Dataset entries:
>> start

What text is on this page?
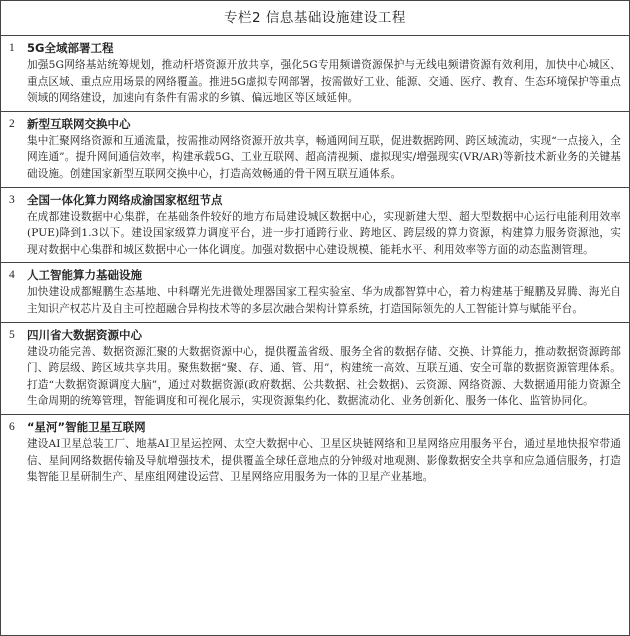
专栏2 信息基础设施建设工程
1 5G全域部署工程
加强5G网络基站统筹规划，推动杆塔资源开放共享，强化5G专用频谱资源保护与无线电频谱资源有效利用，加快中心城区、重点区域、重点应用场景的网络覆盖。推进5G虚拟专网部署，按需做好工业、能源、交通、医疗、教育、生态环境保护等重点领域的网络建设，加速向有条件有需求的乡镇、偏远地区等区域延伸。
2 新型互联网交换中心
集中汇聚网络资源和互通流量，按需推动网络资源开放共享，畅通网间互联，促进数据跨网、跨区域流动，实现“一点接入，全网连通”。提升网间通信效率，构建承载5G、工业互联网、超高清视频、虚拟现实/增强现实(VR/AR)等新技术新业务的关键基础设施。创建国家新型互联网交换中心，打造高效畅通的骨干网互联互通体系。
3 全国一体化算力网络成渝国家枢纽节点
在成都建设数据中心集群，在基础条件较好的地方布局建设城区数据中心，实现新建大型、超大型数据中心运行电能利用效率(PUE)降到1.3以下。建设国家级算力调度平台，进一步打通跨行业、跨地区、跨层级的算力资源，构建算力服务资源池，实现对数据中心集群和城区数据中心一体化调度。加强对数据中心建设规模、能耗水平、利用效率等方面的动态监测管理。
4 人工智能算力基础设施
加快建设成都鲲鹏生态基地、中科曙光先进微处理器国家工程实验室、华为成都智算中心，着力构建基于鲲鹏及昇腾、海光自主知识产权芯片及自主可控超融合异构技术等的多层次融合架构计算系统，打造国际领先的人工智能计算与赋能平台。
5 四川省大数据资源中心
建设功能完善、数据资源汇聚的大数据资源中心，提供覆盖省级、服务全省的数据存储、交换、计算能力，推动数据资源跨部门、跨层级、跨区域共享共用。聚焦数据“聚、存、通、管、用”，构建统一高效、互联互通、安全可靠的数据资源管理体系。打造“大数据资源调度大脑”，通过对数据资源(政府数据、公共数据、社会数据)、云资源、网络资源、大数据通用能力资源全生命周期的统筹管理，智能调度和可视化展示，实现资源集约化、数据流动化、业务创新化、服务一体化、监管协同化。
6 “星河”智能卫星互联网
建设AI卫星总装工厂、地基AI卫星运控网、太空大数据中心、卫星区块链网络和卫星网络应用服务平台，通过星地快报窄带通信、星间网络数据传输及导航增强技术，提供覆盖全球任意地点的分钟级对地观测、影像数据安全共享和应急通信服务，打造集智能卫星研制生产、星座组网建设运营、卫星网络应用服务为一体的卫星产业基地。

>> end

Your task is to retype all the entries exactly and leave out any pictures.

What text is on this page?
专栏2 信息基础设施建设工程
1 5G全域部署工程
加强5G网络基站统筹规划，推动杆塔资源开放共享，强化5G专用频谱资源保护与无线电频谱资源有效利用，加快中心城区、重点区域、重点应用场景的网络覆盖。推进5G虚拟专网部署，按需做好工业、能源、交通、医疗、教育、生态环境保护等重点领域的网络建设，加速向有条件有需求的乡镇、偏远地区等区域延伸。
2 新型互联网交换中心
集中汇聚网络资源和互通流量，按需推动网络资源开放共享，畅通网间互联，促进数据跨网、跨区域流动，实现“一点接入，全网连通”。提升网间通信效率，构建承载5G、工业互联网、超高清视频、虚拟现实/增强现实(VR/AR)等新技术新业务的关键基础设施。创建国家新型互联网交换中心，打造高效畅通的骨干网互联互通体系。
3 全国一体化算力网络成渝国家枢纽节点
在成都建设数据中心集群，在基础条件较好的地方布局建设城区数据中心，实现新建大型、超大型数据中心运行电能利用效率(PUE)降到1.3以下。建设国家级算力调度平台，进一步打通跨行业、跨地区、跨层级的算力资源，构建算力服务资源池，实现对数据中心集群和城区数据中心一体化调度。加强对数据中心建设规模、能耗水平、利用效率等方面的动态监测管理。
4 人工智能算力基础设施
加快建设成都鲲鹏生态基地、中科曙光先进微处理器国家工程实验室、华为成都智算中心，着力构建基于鲲鹏及昇腾、海光自主知识产权芯片及自主可控超融合异构技术等的多层次融合架构计算系统，打造国际领先的人工智能计算与赋能平台。
5 四川省大数据资源中心
建设功能完善、数据资源汇聚的大数据资源中心，提供覆盖省级、服务全省的数据存储、交换、计算能力，推动数据资源跨部门、跨层级、跨区域共享共用。聚焦数据“聚、存、通、管、用”，构建统一高效、互联互通、安全可靠的数据资源管理体系。打造“大数据资源调度大脑”，通过对数据资源(政府数据、公共数据、社会数据)、云资源、网络资源、大数据通用能力资源全生命周期的统筹管理，智能调度和可视化展示，实现资源集约化、数据流动化、业务创新化、服务一体化、监管协同化。
6 “星河”智能卫星互联网
建设AI卫星总装工厂、地基AI卫星运控网、太空大数据中心、卫星区块链网络和卫星网络应用服务平台，通过星地快报窄带通信、星间网络数据传输及导航增强技术，提供覆盖全球任意地点的分钟级对地观测、影像数据安全共享和应急通信服务，打造集智能卫星研制生产、星座组网建设运营、卫星网络应用服务为一体的卫星产业基地。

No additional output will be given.